**Do this**. Images are not part of the copy; write out the rest of the data exactly as given.

** START OF Material for this task **

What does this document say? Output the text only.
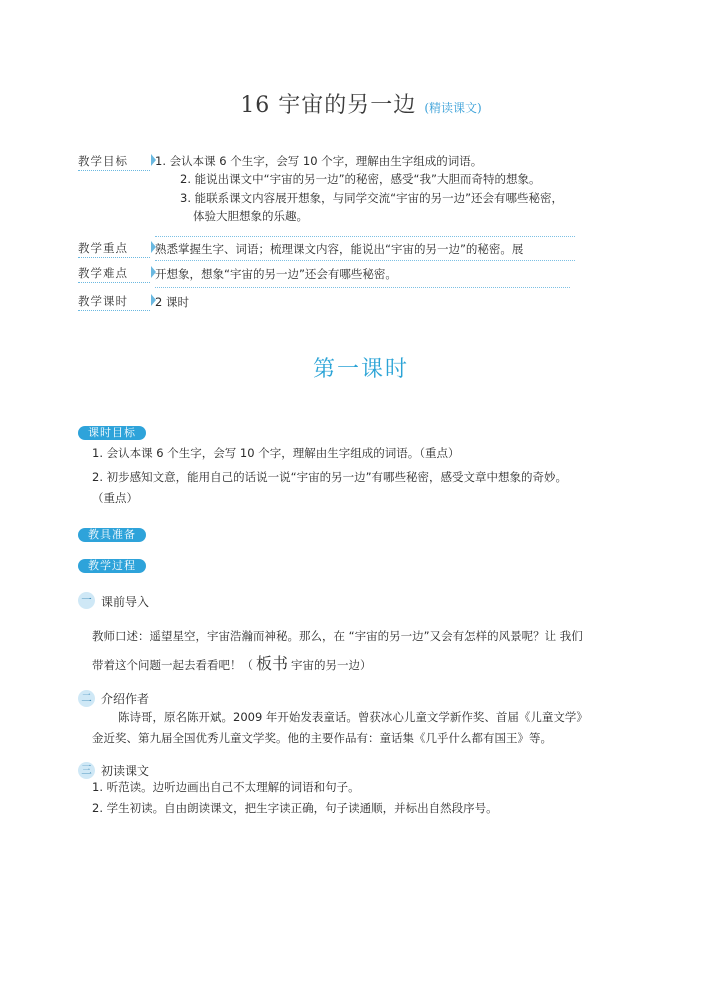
16 宇宙的另一边 (精读课文)
教学目标	1. 会认本课 6 个生字，会写 10 个字，理解由生字组成的词语。
2. 能说出课文中“宇宙的另一边”的秘密，感受“我”大胆而奇特的想象。
3. 能联系课文内容展开想象，与同学交流“宇宙的另一边”还会有哪些秘密，
体验大胆想象的乐趣。
教学重点	熟悉掌握生字、词语；梳理课文内容，能说出“宇宙的另一边”的秘密。展
教学难点	开想象，想象“宇宙的另一边”还会有哪些秘密。
教学课时	2 课时
第一课时
课时目标
1. 会认本课 6 个生字，会写 10 个字，理解由生字组成的词语。（重点）
2. 初步感知文意，能用自己的话说一说“宇宙的另一边”有哪些秘密，感受文章中想象的奇妙。
（重点）
教具准备
教学过程
一 课前导入
教师口述：遥望星空，宇宙浩瀚而神秘。那么，在 “宇宙的另一边”又会有怎样的风景呢？让 我们
带着这个问题一起去看看吧！（ 板书 宇宙的另一边）
二 介绍作者
陈诗哥，原名陈开斌。2009 年开始发表童话。曾获冰心儿童文学新作奖、首届《儿童文学》
金近奖、第九届全国优秀儿童文学奖。他的主要作品有：童话集《几乎什么都有国王》等。
三 初读课文
1. 听范读。边听边画出自己不太理解的词语和句子。
2. 学生初读。自由朗读课文，把生字读正确，句子读通顺，并标出自然段序号。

** END OF Material for this task **

**Task solution**.
What does this document say? Output the text only.
16 宇宙的另一边 (精读课文)
教学目标	1. 会认本课 6 个生字，会写 10 个字，理解由生字组成的词语。
2. 能说出课文中“宇宙的另一边”的秘密，感受“我”大胆而奇特的想象。
3. 能联系课文内容展开想象，与同学交流“宇宙的另一边”还会有哪些秘密，
体验大胆想象的乐趣。
教学重点	熟悉掌握生字、词语；梳理课文内容，能说出“宇宙的另一边”的秘密。展
教学难点	开想象，想象“宇宙的另一边”还会有哪些秘密。
教学课时	2 课时
第一课时
课时目标
1. 会认本课 6 个生字，会写 10 个字，理解由生字组成的词语。（重点）
2. 初步感知文意，能用自己的话说一说“宇宙的另一边”有哪些秘密，感受文章中想象的奇妙。
（重点）
教具准备
教学过程
一 课前导入
教师口述：遥望星空，宇宙浩瀚而神秘。那么，在 “宇宙的另一边”又会有怎样的风景呢？让 我们
带着这个问题一起去看看吧！（ 板书 宇宙的另一边）
二 介绍作者
陈诗哥，原名陈开斌。2009 年开始发表童话。曾获冰心儿童文学新作奖、首届《儿童文学》
金近奖、第九届全国优秀儿童文学奖。他的主要作品有：童话集《几乎什么都有国王》等。
三 初读课文
1. 听范读。边听边画出自己不太理解的词语和句子。
2. 学生初读。自由朗读课文，把生字读正确，句子读通顺，并标出自然段序号。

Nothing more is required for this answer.